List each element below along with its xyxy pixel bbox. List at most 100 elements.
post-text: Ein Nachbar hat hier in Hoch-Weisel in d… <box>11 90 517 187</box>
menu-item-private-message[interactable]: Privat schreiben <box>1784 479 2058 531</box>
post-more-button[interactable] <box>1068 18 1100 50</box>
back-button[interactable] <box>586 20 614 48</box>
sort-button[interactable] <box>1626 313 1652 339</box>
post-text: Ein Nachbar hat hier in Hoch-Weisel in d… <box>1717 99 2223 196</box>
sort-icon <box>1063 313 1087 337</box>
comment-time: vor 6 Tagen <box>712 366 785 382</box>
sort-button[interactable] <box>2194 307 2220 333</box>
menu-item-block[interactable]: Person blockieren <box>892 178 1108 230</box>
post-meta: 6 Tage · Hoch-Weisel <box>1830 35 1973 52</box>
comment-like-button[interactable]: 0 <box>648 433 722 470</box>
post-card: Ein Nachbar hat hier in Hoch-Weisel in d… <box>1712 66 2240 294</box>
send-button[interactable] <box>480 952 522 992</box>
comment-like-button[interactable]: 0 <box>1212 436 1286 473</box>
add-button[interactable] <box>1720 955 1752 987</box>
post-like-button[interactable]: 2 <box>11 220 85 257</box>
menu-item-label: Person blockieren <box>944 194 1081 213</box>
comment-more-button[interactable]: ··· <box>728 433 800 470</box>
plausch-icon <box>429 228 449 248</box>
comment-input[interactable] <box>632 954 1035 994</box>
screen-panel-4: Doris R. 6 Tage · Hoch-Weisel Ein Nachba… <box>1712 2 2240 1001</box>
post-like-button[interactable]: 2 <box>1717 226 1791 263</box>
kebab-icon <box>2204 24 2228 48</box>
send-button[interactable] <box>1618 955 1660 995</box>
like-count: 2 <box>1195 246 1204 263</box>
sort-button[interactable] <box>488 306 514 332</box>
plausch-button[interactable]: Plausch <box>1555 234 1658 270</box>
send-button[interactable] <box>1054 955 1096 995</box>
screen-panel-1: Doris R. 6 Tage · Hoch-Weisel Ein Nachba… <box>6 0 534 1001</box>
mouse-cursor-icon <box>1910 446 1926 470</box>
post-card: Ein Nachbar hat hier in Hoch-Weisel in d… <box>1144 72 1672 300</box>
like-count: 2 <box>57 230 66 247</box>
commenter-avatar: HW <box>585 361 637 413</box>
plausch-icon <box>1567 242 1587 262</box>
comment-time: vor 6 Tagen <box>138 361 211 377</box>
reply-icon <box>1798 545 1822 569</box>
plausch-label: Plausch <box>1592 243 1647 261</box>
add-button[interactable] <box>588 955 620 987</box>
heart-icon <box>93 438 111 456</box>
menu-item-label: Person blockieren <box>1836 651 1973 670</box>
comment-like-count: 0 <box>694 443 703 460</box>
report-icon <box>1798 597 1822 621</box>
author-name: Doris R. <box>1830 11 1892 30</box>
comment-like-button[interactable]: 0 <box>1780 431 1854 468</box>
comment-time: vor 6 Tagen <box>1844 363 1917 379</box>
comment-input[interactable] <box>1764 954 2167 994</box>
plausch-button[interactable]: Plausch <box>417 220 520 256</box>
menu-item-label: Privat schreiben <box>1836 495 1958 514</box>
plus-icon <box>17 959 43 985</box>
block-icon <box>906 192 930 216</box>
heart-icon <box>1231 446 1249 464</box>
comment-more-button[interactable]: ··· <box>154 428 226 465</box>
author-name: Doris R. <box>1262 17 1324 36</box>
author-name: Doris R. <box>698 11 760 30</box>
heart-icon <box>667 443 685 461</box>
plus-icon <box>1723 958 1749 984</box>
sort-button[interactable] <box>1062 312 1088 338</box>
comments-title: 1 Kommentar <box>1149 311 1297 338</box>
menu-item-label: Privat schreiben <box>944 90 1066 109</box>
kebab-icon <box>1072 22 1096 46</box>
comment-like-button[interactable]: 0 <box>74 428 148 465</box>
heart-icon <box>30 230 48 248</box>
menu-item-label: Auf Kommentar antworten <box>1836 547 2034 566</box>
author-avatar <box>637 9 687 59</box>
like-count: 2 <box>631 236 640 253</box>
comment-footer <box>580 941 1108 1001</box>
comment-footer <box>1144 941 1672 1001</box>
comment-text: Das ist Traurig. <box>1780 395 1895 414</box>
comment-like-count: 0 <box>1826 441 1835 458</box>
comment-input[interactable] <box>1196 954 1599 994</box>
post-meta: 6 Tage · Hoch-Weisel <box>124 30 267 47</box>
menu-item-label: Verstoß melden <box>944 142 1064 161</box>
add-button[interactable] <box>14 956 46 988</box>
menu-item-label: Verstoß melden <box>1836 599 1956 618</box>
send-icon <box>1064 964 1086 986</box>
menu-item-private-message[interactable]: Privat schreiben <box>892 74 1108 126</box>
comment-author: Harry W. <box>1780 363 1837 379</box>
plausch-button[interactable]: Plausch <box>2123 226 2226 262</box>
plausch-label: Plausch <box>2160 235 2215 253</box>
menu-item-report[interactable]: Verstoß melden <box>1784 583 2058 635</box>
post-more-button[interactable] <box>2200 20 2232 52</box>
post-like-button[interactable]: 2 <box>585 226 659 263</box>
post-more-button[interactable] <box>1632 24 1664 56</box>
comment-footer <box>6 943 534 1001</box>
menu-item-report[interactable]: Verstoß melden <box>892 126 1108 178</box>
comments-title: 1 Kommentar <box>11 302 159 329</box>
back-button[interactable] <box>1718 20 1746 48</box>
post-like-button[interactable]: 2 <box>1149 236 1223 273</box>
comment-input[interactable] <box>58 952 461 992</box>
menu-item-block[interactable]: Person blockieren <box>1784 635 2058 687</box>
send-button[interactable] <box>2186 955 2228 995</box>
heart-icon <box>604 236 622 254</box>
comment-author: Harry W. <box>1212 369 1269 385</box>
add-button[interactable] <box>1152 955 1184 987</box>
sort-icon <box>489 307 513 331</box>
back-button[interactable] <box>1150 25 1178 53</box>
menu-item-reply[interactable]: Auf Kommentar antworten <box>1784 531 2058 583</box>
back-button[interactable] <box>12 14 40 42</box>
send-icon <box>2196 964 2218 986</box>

§ **Objective**: Put the lines from the very first one through the line containing "plausch-label: Plausch <box>1592" into a JSON list of strings, one string per line, leaving out any blank lines.

§ **Task output**:
[
  "List each element below along with its xyxy pixel bbox. List at most 100 elements.",
  "post-text: Ein Nachbar hat hier in Hoch-Weisel in d… <box>11 90 517 187</box>",
  "menu-item-private-message[interactable]: Privat schreiben <box>1784 479 2058 531</box>",
  "post-more-button[interactable] <box>1068 18 1100 50</box>",
  "back-button[interactable] <box>586 20 614 48</box>",
  "sort-button[interactable] <box>1626 313 1652 339</box>",
  "post-text: Ein Nachbar hat hier in Hoch-Weisel in d… <box>1717 99 2223 196</box>",
  "sort-icon <box>1063 313 1087 337</box>",
  "comment-time: vor 6 Tagen <box>712 366 785 382</box>",
  "sort-button[interactable] <box>2194 307 2220 333</box>",
  "menu-item-block[interactable]: Person blockieren <box>892 178 1108 230</box>",
  "post-meta: 6 Tage · Hoch-Weisel <box>1830 35 1973 52</box>",
  "comment-like-button[interactable]: 0 <box>648 433 722 470</box>",
  "post-card: Ein Nachbar hat hier in Hoch-Weisel in d… <box>1712 66 2240 294</box>",
  "send-button[interactable] <box>480 952 522 992</box>",
  "comment-like-button[interactable]: 0 <box>1212 436 1286 473</box>",
  "add-button[interactable] <box>1720 955 1752 987</box>",
  "post-like-button[interactable]: 2 <box>11 220 85 257</box>",
  "menu-item-label: Person blockieren <box>944 194 1081 213</box>",
  "comment-more-button[interactable]: ··· <box>728 433 800 470</box>",
  "plausch-icon <box>429 228 449 248</box>",
  "comment-input[interactable] <box>632 954 1035 994</box>",
  "screen-panel-4: Doris R. 6 Tage · Hoch-Weisel Ein Nachba… <box>1712 2 2240 1001</box>",
  "post-like-button[interactable]: 2 <box>1717 226 1791 263</box>",
  "kebab-icon <box>2204 24 2228 48</box>",
  "send-button[interactable] <box>1618 955 1660 995</box>",
  "like-count: 2 <box>1195 246 1204 263</box>",
  "sort-button[interactable] <box>488 306 514 332</box>",
  "plausch-button[interactable]: Plausch <box>1555 234 1658 270</box>",
  "send-button[interactable] <box>1054 955 1096 995</box>",
  "screen-panel-1: Doris R. 6 Tage · Hoch-Weisel Ein Nachba… <box>6 0 534 1001</box>",
  "mouse-cursor-icon <box>1910 446 1926 470</box>",
  "post-card: Ein Nachbar hat hier in Hoch-Weisel in d… <box>1144 72 1672 300</box>",
  "like-count: 2 <box>57 230 66 247</box>",
  "commenter-avatar: HW <box>585 361 637 413</box>",
  "plausch-icon <box>1567 242 1587 262</box>",
  "comment-time: vor 6 Tagen <box>138 361 211 377</box>",
  "reply-icon <box>1798 545 1822 569</box>",
  "plausch-label: Plausch <box>1592 243 1647 261</box>"
]